-- START OF Entries provided --

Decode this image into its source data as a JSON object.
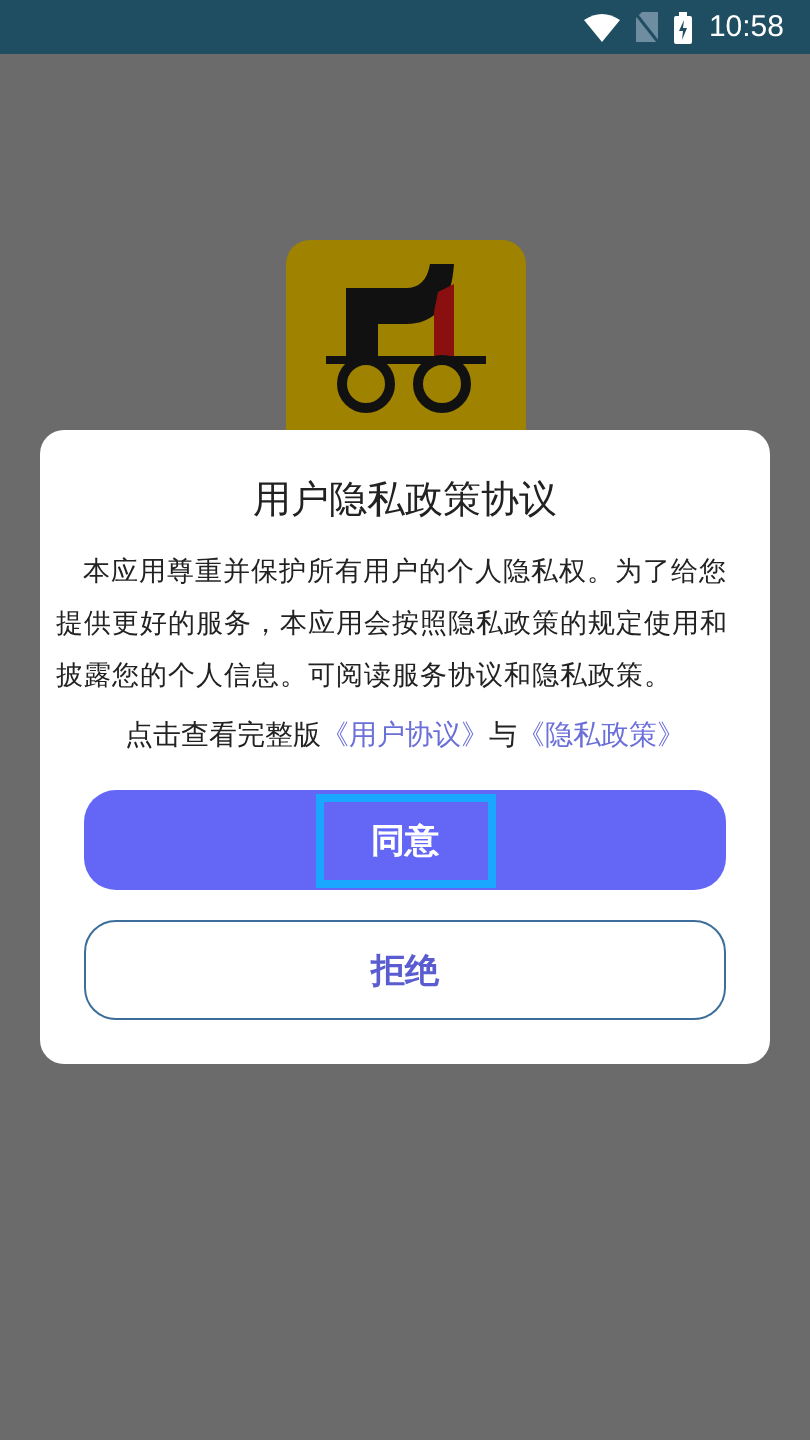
{
  "status_bar": {
    "time": "10:58"
  },
  "dialog": {
    "title": "用户隐私政策协议",
    "body": "本应用尊重并保护所有用户的个人隐私权。为了给您提供更好的服务，本应用会按照隐私政策的规定使用和披露您的个人信息。可阅读服务协议和隐私政策。",
    "links_line": {
      "prefix": "点击查看完整版",
      "link_1": "《用户协议》",
      "joiner": "与",
      "link_2": "《隐私政策》"
    },
    "buttons": [
      {
        "label": "同意",
        "kind": "primary",
        "focused": true
      },
      {
        "label": "拒绝",
        "kind": "outline",
        "focused": false
      }
    ]
  }
}
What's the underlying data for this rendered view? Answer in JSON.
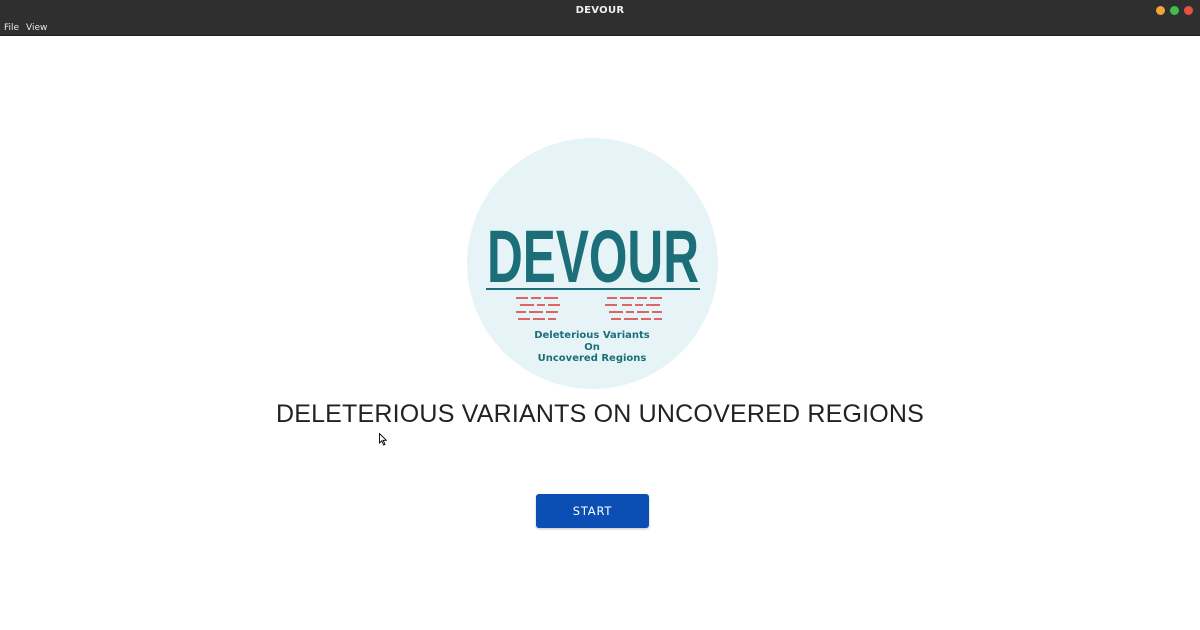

-- END OF Entries provided --

◆ Description of the task
Transcribe each entry above exactly, apart from the pictures.

◆ Reply
Decode this image into its source data as a JSON object.
{
  "status_bar": {
    "time": "10:58"
  },
  "dialog": {
    "title": "用户隐私政策协议",
    "body": "本应用尊重并保护所有用户的个人隐私权。为了给您提供更好的服务，本应用会按照隐私政策的规定使用和披露您的个人信息。可阅读服务协议和隐私政策。",
    "links_line": {
      "prefix": "点击查看完整版",
      "link_1": "《用户协议》",
      "joiner": "与",
      "link_2": "《隐私政策》"
    },
    "buttons": [
      {
        "label": "同意",
        "kind": "primary",
        "focused": true
      },
      {
        "label": "拒绝",
        "kind": "outline",
        "focused": false
      }
    ]
  }
}
What's the underlying data for this rendered view? Answer in JSON.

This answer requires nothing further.